Exercise details:
Collect each line containing "gallery".

Exercise materials:
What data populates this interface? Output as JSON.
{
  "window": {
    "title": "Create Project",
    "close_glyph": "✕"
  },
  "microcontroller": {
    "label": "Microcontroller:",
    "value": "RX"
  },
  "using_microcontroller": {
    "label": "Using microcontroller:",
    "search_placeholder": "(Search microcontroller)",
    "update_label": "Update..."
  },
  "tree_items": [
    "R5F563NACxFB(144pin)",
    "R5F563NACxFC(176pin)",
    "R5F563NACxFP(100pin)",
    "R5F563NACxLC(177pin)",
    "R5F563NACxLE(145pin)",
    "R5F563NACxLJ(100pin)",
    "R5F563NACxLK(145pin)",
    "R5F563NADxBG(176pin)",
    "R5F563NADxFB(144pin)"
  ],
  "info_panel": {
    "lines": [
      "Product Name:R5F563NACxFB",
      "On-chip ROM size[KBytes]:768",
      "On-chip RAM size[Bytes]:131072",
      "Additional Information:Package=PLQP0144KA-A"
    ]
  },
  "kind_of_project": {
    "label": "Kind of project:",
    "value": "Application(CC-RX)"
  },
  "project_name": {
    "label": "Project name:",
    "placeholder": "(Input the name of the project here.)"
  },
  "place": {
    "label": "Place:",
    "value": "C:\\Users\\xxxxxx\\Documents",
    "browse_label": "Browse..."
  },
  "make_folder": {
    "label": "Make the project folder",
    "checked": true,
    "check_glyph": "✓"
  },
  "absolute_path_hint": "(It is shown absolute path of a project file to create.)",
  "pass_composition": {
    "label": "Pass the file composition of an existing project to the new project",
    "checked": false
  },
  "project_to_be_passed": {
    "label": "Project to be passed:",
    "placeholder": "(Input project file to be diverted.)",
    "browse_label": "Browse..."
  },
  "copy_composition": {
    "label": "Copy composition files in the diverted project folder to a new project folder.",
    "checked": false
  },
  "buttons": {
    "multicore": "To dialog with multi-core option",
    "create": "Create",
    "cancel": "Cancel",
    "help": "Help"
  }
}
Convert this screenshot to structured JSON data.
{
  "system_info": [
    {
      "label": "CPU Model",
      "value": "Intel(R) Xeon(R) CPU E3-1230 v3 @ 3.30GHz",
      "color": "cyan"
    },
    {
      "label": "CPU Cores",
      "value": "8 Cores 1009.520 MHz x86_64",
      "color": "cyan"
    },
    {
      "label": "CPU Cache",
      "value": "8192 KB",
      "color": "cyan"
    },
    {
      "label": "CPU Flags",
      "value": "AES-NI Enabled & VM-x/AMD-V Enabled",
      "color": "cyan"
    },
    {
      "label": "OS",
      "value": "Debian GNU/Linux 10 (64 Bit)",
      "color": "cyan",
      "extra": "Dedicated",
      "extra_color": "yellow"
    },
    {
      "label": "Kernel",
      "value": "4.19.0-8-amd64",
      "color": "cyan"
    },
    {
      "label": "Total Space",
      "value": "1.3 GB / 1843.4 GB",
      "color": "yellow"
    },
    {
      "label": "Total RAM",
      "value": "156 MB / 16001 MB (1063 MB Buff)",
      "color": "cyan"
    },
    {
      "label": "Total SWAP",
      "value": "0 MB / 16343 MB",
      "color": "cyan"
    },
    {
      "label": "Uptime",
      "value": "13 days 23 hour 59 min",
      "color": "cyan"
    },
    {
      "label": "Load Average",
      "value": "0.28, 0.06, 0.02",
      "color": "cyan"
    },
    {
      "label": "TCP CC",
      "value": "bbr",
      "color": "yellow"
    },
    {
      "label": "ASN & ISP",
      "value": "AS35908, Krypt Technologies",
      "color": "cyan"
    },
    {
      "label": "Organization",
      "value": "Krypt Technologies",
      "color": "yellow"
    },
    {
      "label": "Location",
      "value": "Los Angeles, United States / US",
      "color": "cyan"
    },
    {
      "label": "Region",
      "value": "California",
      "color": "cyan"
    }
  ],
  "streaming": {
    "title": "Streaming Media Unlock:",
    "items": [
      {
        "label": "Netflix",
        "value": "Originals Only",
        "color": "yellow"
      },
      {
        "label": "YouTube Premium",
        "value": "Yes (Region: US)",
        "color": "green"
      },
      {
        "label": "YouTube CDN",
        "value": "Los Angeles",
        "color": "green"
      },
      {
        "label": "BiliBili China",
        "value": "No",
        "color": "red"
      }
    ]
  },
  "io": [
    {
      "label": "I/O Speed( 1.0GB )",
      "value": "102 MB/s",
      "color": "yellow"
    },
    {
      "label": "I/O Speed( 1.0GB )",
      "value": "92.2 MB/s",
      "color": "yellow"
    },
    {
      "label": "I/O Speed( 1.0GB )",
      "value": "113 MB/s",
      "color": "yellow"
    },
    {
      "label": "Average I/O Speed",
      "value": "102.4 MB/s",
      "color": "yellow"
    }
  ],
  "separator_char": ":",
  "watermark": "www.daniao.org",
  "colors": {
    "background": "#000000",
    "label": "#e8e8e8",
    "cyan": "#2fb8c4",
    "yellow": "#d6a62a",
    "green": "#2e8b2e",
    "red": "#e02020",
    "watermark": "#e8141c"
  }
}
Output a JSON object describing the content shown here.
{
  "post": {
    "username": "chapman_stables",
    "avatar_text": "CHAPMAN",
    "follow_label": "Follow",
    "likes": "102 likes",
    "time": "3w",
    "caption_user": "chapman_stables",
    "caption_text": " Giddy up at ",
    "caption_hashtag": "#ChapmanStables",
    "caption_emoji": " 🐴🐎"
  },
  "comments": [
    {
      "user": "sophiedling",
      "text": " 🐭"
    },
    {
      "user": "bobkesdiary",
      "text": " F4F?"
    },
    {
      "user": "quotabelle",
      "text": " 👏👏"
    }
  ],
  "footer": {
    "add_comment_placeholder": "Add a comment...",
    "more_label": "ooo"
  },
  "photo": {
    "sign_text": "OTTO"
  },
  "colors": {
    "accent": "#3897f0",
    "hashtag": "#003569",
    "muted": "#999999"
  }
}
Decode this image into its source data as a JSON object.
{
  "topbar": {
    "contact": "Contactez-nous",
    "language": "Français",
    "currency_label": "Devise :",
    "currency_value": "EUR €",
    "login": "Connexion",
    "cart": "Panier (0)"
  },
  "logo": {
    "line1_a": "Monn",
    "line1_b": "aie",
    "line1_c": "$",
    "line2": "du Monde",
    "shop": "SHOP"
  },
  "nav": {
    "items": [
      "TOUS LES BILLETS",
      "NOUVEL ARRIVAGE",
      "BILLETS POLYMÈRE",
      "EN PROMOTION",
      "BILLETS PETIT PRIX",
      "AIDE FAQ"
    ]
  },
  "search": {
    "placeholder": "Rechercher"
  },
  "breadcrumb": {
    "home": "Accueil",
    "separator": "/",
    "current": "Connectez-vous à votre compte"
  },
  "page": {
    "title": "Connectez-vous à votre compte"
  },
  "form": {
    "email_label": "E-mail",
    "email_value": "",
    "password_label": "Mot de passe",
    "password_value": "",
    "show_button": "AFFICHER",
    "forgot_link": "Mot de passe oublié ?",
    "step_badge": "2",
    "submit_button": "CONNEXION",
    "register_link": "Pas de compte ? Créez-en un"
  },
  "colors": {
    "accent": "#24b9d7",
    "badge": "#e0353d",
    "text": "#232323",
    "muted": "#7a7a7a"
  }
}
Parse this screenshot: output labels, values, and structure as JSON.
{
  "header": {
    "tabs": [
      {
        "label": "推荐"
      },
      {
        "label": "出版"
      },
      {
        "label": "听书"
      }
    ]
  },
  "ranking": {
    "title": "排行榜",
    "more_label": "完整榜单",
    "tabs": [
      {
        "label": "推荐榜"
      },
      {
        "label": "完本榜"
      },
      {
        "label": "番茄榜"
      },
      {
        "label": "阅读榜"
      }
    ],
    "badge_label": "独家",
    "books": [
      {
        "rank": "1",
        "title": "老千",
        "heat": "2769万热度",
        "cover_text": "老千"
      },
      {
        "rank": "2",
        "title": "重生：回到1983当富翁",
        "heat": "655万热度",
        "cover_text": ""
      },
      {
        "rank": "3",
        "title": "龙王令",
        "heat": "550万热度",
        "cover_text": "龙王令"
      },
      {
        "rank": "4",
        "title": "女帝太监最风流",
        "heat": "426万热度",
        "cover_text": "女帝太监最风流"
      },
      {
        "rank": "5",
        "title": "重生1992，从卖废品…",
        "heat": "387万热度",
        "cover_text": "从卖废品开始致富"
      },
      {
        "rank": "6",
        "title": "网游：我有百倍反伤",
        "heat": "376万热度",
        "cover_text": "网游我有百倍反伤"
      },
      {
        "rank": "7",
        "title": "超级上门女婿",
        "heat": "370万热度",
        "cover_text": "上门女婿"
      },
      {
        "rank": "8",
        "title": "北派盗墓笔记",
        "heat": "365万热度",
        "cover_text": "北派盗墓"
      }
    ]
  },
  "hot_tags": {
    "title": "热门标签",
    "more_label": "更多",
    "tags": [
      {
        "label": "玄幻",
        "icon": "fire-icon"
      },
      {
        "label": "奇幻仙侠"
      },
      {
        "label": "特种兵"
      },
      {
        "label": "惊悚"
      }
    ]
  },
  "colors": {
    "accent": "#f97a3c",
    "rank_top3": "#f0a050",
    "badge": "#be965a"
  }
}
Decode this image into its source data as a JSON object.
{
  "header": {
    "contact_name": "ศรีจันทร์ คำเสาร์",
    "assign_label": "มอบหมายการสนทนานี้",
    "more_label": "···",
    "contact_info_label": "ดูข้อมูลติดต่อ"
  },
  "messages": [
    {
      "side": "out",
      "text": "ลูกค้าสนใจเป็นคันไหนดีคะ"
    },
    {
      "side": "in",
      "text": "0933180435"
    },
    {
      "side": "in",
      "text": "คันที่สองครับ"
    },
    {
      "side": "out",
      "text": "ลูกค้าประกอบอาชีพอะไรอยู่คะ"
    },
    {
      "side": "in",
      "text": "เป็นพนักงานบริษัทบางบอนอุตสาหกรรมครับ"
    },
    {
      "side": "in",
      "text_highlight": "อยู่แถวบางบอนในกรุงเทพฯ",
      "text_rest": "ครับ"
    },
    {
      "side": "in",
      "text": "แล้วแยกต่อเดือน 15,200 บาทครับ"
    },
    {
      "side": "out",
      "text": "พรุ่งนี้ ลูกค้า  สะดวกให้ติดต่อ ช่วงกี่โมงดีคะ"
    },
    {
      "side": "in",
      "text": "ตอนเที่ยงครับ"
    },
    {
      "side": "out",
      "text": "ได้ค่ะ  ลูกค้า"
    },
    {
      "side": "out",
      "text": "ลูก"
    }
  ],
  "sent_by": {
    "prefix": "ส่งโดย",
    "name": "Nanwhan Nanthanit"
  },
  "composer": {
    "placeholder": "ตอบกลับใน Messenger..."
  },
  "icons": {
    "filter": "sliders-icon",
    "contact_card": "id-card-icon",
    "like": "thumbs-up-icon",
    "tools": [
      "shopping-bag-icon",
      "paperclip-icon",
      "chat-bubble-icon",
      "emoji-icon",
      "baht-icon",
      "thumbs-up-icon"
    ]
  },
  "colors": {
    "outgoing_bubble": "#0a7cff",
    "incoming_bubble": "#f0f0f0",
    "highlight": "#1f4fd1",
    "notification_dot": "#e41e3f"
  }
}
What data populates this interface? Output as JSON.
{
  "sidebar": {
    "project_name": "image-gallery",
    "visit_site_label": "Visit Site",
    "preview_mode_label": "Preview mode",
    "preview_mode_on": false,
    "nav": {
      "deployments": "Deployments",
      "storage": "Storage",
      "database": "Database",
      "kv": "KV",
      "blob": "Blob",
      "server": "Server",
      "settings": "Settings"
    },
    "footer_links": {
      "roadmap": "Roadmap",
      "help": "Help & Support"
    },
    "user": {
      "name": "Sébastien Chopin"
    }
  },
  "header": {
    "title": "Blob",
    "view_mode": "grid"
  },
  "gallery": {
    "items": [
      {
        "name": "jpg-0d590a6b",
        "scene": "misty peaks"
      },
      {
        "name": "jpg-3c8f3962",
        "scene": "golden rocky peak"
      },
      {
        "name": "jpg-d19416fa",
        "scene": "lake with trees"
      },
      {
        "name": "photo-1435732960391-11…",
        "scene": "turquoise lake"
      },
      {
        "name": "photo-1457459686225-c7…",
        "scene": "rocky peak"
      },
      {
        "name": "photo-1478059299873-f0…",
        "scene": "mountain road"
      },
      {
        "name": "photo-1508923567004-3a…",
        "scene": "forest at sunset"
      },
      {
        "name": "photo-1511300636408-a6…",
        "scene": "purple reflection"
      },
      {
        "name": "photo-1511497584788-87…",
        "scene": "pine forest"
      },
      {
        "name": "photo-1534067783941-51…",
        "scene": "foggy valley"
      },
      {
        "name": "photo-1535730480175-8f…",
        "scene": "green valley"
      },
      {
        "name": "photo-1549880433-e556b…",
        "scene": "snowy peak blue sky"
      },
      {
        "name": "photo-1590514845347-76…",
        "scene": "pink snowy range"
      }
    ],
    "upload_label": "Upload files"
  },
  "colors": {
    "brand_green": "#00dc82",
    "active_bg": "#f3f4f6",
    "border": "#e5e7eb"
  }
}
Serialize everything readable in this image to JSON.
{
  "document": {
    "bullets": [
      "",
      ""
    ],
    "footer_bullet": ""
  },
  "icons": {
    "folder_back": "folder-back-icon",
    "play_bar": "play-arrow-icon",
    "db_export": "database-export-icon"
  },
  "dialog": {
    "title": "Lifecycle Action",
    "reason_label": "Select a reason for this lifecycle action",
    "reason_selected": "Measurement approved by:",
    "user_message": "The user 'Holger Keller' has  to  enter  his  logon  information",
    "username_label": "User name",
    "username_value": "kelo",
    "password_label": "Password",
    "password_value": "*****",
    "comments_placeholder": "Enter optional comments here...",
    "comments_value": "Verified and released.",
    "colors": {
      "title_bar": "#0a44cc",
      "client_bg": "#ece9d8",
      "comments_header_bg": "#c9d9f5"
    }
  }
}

Correct answer:
    "project_name": "image-gallery",
  "gallery": {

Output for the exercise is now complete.